_What is expected_
Where a line contains the string "default", copy that line.

>> Start Input records

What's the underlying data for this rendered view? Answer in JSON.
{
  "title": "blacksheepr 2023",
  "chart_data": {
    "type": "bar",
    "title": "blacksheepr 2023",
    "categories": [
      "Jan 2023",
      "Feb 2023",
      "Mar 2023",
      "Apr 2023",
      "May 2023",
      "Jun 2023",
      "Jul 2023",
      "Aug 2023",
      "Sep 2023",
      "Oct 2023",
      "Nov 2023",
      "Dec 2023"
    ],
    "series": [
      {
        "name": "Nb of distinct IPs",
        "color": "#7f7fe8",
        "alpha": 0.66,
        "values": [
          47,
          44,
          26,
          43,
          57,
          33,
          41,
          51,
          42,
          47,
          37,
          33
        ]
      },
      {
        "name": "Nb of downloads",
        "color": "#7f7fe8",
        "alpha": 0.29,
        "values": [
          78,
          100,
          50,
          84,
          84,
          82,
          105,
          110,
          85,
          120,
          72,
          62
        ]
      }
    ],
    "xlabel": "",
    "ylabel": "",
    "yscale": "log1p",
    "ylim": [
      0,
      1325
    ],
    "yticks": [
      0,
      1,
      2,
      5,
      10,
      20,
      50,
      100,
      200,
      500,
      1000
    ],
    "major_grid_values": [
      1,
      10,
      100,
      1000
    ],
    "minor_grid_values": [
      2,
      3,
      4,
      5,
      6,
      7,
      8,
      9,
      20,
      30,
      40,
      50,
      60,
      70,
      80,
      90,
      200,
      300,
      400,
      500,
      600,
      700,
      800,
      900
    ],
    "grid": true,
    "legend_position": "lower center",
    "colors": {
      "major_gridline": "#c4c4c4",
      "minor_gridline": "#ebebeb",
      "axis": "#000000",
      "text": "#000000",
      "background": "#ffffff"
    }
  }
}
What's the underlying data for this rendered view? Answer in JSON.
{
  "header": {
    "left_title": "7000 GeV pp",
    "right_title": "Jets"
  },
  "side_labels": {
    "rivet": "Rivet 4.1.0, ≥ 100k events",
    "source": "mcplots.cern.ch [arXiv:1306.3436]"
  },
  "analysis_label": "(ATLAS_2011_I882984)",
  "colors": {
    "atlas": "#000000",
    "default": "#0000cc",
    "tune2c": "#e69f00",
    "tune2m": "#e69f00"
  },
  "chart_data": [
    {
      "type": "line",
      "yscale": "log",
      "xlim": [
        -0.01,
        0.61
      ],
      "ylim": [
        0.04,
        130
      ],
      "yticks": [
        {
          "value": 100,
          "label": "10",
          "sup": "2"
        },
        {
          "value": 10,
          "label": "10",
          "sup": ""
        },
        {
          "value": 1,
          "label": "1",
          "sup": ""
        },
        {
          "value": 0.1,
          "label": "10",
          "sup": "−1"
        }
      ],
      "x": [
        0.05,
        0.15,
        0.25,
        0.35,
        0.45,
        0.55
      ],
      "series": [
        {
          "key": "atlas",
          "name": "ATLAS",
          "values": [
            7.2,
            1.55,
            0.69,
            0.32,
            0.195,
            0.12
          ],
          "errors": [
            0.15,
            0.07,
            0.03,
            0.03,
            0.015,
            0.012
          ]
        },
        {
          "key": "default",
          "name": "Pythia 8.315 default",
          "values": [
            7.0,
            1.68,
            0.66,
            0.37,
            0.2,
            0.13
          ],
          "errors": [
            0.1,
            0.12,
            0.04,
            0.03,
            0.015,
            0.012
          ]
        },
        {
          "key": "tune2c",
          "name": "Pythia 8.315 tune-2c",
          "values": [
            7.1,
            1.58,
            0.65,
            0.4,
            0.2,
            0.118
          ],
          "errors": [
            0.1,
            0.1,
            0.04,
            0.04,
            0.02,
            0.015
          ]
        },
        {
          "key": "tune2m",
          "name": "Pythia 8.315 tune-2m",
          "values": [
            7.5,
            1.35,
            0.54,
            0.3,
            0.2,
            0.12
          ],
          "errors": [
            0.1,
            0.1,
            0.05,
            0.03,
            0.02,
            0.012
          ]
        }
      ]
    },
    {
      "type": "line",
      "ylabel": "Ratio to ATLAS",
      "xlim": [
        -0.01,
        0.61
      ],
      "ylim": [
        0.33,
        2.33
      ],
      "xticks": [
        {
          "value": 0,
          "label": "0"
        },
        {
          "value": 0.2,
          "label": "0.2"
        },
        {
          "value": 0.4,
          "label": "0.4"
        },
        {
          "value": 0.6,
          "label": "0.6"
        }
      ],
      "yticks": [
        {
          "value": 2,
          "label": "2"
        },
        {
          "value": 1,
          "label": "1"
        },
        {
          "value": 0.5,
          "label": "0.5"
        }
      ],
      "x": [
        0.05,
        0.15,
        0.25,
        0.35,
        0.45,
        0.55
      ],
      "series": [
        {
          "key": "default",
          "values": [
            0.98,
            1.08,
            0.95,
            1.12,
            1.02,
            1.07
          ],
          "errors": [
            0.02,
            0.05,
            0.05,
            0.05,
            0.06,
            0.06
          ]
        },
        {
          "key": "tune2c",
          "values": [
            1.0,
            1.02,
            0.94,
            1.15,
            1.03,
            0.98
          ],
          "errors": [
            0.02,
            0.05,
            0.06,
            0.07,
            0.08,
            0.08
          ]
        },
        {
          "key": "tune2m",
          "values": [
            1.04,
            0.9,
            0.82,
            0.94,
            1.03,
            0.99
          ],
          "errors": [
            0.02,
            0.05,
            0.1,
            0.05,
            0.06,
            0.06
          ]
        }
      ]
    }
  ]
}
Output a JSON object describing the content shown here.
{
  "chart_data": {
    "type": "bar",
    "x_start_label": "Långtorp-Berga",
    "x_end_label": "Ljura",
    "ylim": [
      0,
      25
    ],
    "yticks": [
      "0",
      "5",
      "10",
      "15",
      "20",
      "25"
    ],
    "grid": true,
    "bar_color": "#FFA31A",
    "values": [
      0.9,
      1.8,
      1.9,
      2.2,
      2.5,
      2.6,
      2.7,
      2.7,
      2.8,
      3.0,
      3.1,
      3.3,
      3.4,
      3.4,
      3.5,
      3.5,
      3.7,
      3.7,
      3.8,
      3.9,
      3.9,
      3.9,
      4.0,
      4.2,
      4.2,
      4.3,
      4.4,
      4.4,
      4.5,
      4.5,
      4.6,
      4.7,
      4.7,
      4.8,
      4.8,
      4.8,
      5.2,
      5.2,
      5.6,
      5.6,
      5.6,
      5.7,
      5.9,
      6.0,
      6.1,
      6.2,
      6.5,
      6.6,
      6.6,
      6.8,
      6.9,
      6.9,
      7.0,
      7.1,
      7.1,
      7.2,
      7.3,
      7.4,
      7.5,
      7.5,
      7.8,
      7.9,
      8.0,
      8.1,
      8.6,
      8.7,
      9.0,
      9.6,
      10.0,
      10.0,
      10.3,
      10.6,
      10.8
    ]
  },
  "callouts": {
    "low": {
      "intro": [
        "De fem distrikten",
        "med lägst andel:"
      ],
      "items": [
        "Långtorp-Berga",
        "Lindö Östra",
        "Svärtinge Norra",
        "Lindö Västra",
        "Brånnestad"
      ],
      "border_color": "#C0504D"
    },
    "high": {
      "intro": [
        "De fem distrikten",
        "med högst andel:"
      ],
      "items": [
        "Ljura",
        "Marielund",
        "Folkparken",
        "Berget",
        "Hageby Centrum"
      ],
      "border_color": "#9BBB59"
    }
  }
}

>> End Input records

_Worked answer_
    "default": "#0000cc",
          "key": "default",
          "name": "Pythia 8.315 default",
          "key": "default",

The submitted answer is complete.